**What is asked**
Scan the material below for lines with the word "госпитали" and report how many there are, with nothing added.

**Data rows**
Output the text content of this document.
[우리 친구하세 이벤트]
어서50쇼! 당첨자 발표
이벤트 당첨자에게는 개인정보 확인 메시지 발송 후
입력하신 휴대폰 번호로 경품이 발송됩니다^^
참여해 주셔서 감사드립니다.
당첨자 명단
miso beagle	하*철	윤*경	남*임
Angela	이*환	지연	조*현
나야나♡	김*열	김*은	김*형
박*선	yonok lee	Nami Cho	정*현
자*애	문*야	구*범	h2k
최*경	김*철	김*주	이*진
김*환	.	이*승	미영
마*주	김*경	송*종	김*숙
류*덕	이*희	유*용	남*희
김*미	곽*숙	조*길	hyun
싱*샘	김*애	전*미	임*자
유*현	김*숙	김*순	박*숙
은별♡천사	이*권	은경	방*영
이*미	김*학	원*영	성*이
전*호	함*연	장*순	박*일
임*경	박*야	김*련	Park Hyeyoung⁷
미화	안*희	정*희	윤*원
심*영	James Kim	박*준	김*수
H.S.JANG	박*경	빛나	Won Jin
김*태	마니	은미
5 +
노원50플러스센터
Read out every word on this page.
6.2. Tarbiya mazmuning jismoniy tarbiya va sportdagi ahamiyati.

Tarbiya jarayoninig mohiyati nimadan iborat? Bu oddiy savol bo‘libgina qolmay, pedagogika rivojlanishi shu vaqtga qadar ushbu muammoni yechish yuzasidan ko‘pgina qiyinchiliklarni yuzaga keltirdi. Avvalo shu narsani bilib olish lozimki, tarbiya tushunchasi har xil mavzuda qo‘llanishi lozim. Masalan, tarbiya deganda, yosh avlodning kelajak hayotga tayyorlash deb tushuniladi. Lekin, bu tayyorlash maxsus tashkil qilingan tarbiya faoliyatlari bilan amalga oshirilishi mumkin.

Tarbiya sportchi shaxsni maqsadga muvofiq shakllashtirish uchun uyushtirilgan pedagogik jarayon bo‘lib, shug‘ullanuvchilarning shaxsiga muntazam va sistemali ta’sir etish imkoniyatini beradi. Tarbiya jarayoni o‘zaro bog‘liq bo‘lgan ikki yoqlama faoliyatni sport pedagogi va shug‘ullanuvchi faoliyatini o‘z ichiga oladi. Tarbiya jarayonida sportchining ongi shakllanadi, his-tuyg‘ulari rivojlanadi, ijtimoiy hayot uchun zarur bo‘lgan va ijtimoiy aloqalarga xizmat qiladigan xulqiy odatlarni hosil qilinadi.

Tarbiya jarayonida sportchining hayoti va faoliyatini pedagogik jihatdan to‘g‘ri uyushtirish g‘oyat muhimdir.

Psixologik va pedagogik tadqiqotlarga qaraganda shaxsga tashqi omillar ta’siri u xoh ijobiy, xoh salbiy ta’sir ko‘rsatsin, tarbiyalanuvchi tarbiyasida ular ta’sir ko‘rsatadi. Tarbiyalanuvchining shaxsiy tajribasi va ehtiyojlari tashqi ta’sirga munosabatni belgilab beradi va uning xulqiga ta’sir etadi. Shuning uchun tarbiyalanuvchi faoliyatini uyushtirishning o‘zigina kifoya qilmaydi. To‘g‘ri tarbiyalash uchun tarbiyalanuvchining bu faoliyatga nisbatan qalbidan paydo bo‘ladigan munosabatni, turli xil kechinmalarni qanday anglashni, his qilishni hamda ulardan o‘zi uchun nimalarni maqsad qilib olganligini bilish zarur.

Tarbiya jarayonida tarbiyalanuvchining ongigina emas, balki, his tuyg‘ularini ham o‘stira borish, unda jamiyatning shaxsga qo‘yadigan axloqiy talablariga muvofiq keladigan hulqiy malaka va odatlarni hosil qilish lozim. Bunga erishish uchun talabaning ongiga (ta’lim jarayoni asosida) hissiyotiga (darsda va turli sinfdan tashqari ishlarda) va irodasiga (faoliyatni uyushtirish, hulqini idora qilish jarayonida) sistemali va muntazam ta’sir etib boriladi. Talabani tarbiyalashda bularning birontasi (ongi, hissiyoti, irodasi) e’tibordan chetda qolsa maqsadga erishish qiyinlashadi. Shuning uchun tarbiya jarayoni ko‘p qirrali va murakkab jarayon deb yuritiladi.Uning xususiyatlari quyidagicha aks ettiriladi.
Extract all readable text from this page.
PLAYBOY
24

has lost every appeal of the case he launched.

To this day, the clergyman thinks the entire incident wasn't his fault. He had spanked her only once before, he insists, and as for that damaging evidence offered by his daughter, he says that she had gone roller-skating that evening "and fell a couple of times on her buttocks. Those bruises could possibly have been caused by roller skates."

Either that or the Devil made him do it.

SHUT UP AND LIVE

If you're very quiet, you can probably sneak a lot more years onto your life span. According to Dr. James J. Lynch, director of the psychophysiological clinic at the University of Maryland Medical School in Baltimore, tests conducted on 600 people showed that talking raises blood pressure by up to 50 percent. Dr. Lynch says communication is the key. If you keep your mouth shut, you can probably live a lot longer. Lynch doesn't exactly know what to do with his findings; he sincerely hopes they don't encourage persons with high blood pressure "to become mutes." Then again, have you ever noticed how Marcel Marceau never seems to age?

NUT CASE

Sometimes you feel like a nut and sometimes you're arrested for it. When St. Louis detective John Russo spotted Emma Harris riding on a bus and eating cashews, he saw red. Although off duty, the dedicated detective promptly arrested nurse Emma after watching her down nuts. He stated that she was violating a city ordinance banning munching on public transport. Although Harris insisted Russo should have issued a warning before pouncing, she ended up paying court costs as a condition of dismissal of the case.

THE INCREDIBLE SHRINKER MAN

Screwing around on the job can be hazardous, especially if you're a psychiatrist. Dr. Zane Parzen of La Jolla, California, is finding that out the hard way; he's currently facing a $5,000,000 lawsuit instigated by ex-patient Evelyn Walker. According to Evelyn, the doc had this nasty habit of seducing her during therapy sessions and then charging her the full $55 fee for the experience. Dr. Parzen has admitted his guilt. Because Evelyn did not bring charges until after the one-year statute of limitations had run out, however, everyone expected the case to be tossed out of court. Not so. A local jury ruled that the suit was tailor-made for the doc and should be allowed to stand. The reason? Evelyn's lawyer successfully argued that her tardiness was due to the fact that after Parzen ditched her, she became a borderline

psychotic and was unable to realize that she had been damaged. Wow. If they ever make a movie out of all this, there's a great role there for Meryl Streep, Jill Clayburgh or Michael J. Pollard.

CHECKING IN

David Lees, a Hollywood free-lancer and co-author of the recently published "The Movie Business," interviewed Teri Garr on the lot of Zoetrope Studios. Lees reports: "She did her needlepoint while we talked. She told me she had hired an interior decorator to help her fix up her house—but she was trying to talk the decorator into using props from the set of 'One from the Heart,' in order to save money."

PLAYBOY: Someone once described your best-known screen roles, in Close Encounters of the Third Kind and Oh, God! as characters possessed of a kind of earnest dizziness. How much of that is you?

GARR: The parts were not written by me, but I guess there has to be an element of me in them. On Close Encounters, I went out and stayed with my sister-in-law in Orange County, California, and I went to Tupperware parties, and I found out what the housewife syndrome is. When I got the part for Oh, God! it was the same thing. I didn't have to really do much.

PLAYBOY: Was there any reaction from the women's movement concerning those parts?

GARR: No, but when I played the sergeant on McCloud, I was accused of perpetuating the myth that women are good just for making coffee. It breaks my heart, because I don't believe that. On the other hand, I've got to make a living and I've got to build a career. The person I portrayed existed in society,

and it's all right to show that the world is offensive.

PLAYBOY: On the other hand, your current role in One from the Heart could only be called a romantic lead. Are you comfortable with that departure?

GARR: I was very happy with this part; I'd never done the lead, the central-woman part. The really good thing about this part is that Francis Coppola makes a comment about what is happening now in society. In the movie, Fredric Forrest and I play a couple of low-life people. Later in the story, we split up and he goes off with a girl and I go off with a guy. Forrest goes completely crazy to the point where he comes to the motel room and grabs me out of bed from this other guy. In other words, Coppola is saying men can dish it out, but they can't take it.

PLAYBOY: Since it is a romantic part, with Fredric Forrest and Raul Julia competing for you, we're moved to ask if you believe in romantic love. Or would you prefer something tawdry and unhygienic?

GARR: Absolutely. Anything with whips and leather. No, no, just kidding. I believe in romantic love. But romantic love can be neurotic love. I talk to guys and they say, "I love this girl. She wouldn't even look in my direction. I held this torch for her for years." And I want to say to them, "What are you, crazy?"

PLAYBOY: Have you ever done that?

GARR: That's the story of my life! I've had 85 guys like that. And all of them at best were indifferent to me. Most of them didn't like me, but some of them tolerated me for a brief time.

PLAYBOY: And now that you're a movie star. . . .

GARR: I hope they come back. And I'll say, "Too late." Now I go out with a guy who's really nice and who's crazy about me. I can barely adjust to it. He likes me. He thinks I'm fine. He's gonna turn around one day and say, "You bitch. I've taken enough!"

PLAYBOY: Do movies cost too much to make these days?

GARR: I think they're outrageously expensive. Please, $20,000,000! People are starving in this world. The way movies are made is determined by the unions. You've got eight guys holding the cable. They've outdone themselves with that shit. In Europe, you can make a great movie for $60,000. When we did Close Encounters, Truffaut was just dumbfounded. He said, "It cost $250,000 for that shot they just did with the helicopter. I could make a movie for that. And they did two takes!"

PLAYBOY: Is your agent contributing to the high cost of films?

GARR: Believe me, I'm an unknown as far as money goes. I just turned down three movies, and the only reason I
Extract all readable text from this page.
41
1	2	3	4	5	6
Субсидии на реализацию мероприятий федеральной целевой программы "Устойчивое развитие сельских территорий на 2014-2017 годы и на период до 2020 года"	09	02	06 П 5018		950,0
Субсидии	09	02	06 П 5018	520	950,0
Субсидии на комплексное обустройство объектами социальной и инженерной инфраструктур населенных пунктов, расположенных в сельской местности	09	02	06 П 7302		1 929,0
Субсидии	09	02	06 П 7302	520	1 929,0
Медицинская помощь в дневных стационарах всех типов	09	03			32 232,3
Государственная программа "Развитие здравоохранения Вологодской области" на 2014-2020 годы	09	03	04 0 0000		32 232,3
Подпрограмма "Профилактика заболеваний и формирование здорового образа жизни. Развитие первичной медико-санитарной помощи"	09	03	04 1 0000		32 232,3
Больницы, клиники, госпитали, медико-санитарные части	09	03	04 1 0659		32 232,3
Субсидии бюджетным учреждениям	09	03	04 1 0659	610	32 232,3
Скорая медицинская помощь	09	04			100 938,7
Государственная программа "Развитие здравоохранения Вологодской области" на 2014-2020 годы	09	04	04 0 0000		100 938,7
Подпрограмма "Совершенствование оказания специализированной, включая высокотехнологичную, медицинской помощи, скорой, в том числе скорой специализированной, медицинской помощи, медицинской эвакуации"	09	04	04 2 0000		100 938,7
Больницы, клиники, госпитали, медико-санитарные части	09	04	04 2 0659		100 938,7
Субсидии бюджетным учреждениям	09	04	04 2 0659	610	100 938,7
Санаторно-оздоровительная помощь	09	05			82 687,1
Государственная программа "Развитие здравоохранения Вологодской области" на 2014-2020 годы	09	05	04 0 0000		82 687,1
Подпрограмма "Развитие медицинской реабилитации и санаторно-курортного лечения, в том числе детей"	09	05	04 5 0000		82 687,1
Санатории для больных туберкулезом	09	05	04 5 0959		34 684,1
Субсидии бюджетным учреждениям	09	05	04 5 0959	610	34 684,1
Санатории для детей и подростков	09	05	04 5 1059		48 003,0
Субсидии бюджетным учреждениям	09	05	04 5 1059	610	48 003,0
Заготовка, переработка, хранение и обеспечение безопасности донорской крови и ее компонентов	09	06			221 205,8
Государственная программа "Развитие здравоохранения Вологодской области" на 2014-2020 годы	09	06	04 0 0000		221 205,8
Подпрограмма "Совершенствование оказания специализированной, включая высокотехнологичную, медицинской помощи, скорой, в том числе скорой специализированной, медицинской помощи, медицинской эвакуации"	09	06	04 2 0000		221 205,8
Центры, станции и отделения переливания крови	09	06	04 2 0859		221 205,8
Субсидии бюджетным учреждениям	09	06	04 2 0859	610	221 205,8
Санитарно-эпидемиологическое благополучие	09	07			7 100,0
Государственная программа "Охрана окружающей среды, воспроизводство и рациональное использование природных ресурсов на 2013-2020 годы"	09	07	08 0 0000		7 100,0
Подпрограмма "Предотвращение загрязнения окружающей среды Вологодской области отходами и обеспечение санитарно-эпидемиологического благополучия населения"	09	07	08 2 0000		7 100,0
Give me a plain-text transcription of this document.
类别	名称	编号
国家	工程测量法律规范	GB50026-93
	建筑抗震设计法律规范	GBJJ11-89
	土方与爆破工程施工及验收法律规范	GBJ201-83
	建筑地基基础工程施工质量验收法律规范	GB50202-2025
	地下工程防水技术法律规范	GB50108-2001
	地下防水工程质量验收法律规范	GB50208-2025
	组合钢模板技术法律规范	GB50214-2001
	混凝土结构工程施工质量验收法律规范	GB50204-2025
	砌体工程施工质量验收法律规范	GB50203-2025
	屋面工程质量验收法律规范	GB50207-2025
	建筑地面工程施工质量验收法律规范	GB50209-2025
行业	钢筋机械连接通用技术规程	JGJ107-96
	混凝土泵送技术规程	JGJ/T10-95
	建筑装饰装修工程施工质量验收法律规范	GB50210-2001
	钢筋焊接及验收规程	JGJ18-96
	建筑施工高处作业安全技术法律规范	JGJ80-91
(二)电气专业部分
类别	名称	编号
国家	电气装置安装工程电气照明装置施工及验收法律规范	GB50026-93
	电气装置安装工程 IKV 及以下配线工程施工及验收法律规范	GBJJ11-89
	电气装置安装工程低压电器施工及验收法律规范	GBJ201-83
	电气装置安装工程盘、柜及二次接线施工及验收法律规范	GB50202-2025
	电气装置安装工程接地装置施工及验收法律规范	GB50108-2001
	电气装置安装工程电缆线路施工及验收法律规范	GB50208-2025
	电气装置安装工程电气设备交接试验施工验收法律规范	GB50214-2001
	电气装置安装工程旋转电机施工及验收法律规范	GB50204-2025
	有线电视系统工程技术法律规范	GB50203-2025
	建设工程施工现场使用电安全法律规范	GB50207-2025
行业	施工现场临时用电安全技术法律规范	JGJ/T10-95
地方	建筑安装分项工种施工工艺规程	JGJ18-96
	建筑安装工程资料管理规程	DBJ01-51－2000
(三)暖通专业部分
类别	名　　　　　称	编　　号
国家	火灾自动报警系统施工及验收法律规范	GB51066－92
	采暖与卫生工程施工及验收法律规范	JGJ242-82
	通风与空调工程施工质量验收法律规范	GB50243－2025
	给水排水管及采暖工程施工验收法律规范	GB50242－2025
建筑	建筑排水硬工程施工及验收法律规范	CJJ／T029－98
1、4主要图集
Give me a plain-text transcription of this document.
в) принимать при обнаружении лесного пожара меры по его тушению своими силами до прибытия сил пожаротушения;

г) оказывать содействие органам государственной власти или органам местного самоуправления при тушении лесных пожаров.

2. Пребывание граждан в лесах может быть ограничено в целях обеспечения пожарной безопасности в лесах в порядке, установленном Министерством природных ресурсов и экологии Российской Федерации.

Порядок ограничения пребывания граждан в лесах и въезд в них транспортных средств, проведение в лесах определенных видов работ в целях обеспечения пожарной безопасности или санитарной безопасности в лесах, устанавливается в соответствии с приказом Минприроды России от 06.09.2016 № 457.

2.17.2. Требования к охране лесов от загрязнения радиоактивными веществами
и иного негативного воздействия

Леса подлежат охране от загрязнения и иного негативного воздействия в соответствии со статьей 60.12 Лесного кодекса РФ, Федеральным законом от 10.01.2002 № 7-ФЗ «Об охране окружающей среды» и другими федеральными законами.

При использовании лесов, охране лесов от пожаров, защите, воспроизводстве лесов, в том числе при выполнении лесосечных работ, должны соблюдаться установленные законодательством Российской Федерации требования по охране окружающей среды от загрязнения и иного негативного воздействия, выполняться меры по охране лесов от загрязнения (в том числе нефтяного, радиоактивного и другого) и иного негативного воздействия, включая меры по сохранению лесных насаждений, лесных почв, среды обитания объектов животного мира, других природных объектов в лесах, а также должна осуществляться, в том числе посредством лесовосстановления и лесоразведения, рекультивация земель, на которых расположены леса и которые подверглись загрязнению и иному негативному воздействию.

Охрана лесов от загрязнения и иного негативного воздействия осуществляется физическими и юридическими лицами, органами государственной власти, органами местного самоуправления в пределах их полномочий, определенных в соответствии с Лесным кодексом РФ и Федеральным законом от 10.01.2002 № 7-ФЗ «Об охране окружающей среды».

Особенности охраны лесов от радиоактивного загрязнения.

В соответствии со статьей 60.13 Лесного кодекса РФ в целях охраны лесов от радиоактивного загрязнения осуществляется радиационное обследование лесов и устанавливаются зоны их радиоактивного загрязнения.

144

**Answer in full**
2